──────── Data ────────

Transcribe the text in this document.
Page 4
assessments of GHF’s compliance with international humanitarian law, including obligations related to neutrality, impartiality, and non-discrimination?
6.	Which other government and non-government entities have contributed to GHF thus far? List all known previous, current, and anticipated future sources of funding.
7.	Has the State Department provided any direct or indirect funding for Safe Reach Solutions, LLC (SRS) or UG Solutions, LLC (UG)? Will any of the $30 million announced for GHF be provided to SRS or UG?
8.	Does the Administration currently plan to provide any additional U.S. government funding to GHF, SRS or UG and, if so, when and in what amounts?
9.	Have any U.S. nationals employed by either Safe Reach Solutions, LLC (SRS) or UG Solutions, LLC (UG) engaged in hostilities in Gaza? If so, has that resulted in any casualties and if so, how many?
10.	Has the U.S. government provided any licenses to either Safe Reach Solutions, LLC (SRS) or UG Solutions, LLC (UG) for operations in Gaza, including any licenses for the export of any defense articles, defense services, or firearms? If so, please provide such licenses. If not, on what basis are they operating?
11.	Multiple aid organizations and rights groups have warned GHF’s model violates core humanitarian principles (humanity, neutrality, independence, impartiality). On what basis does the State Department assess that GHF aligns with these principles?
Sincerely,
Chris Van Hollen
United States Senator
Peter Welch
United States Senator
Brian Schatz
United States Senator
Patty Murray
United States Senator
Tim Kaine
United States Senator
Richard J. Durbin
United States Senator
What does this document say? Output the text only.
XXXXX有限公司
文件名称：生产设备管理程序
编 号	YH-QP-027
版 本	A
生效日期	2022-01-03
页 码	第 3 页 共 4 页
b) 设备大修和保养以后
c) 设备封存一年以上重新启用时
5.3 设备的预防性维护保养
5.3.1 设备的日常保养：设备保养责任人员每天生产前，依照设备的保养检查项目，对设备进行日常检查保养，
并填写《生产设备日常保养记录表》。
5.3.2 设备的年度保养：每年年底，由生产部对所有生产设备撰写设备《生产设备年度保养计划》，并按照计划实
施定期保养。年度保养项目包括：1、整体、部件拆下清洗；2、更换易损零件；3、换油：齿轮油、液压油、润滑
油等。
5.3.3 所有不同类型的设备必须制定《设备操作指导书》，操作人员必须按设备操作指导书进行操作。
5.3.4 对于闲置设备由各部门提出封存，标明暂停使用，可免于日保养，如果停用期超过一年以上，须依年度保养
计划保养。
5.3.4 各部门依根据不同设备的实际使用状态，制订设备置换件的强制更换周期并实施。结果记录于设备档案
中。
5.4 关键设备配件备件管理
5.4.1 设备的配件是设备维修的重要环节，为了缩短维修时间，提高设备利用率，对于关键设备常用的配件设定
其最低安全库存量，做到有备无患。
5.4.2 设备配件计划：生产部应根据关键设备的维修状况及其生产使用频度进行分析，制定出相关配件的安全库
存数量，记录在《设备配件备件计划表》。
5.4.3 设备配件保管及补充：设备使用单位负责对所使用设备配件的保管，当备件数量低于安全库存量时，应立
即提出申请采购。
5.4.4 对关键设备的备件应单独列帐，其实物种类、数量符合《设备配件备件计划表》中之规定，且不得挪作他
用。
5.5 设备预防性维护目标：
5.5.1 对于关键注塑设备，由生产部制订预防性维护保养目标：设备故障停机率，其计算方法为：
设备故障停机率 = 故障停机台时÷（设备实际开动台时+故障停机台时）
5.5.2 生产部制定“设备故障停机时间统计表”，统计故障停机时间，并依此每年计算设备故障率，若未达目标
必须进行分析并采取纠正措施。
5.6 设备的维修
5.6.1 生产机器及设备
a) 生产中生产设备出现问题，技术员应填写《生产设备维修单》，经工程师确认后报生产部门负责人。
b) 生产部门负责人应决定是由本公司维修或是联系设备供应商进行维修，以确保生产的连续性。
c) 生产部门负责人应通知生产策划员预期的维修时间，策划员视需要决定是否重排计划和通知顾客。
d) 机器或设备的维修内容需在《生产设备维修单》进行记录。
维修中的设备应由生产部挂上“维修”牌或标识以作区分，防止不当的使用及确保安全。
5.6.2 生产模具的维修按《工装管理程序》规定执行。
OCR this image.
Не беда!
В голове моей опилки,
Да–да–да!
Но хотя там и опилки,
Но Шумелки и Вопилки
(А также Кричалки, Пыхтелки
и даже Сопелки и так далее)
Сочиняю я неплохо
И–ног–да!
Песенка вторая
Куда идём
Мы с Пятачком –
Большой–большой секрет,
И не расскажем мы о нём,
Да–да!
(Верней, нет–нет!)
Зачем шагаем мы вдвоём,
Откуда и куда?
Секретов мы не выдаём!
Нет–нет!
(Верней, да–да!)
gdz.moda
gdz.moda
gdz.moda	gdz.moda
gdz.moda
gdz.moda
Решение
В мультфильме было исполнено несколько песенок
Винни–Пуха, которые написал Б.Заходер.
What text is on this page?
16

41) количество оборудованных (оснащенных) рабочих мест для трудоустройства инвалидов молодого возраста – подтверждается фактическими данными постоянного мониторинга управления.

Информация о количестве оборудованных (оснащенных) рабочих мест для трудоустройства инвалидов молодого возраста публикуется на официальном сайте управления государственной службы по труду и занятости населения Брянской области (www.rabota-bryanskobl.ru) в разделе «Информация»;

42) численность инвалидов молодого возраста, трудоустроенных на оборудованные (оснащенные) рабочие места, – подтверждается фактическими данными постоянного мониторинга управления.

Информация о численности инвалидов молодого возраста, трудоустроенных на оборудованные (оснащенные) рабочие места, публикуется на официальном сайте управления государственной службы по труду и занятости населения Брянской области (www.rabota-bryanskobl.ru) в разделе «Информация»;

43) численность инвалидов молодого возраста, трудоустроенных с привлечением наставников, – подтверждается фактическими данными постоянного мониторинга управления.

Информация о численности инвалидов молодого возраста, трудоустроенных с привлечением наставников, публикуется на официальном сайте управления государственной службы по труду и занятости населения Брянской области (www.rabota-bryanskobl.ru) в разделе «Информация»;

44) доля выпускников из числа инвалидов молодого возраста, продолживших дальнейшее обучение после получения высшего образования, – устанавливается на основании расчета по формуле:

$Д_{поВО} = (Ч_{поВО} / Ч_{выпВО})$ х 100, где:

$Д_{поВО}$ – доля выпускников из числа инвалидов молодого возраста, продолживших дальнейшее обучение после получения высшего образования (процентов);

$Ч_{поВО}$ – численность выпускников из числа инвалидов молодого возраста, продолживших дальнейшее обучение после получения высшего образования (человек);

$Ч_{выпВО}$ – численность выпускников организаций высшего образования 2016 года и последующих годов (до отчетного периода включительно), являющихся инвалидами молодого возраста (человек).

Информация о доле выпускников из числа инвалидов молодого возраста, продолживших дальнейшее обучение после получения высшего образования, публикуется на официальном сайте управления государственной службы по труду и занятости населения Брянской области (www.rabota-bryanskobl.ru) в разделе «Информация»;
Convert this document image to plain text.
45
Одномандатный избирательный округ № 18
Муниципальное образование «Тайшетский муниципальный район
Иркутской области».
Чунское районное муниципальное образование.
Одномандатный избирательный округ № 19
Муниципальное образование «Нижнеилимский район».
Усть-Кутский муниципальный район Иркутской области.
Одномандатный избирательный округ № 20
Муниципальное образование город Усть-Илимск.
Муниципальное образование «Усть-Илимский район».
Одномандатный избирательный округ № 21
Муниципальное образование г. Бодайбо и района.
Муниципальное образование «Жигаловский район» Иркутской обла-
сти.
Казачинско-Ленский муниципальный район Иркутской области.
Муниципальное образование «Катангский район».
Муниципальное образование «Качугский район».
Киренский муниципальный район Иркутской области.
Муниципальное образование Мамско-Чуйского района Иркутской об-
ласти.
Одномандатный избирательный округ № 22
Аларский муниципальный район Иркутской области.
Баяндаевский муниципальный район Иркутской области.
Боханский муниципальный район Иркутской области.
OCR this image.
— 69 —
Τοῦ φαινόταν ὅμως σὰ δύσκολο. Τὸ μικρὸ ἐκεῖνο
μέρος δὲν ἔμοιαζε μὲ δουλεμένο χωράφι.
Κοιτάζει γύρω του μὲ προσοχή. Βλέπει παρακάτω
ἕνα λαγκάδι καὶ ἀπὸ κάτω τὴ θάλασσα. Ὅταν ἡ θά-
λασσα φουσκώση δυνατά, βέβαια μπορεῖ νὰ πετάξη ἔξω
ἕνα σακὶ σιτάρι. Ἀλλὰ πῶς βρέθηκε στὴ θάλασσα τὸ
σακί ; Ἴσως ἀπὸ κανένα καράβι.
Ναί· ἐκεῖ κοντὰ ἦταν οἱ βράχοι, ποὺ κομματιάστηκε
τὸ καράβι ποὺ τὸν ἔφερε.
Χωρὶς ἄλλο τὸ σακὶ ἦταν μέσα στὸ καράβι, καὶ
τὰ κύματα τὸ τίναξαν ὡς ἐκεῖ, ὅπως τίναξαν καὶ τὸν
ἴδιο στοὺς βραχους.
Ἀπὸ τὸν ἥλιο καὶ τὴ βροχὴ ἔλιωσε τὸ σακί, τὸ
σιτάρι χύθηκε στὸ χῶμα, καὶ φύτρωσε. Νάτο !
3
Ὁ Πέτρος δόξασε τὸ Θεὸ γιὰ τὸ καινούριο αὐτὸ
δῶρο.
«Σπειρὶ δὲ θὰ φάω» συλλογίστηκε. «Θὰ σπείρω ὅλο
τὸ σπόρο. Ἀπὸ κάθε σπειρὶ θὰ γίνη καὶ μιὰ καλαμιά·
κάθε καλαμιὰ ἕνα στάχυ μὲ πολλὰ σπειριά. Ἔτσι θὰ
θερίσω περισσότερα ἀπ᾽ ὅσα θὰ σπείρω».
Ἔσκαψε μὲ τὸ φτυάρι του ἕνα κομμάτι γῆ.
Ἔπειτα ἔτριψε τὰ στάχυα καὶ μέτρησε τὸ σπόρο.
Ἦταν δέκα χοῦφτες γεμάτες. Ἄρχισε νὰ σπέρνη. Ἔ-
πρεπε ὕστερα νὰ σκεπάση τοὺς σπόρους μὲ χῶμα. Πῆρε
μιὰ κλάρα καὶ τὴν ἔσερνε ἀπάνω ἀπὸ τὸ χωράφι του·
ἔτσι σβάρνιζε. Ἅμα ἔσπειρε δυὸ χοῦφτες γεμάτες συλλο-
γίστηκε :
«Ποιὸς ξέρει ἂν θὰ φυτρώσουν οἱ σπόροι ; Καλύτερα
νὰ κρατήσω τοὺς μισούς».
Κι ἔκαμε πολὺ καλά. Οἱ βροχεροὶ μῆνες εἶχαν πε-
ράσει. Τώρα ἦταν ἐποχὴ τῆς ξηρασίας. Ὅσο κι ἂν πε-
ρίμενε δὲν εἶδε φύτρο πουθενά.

────────

Exercise instructions: Among the lines above, count those containing the word "with" and give nothing but the result.

Exercise output: 2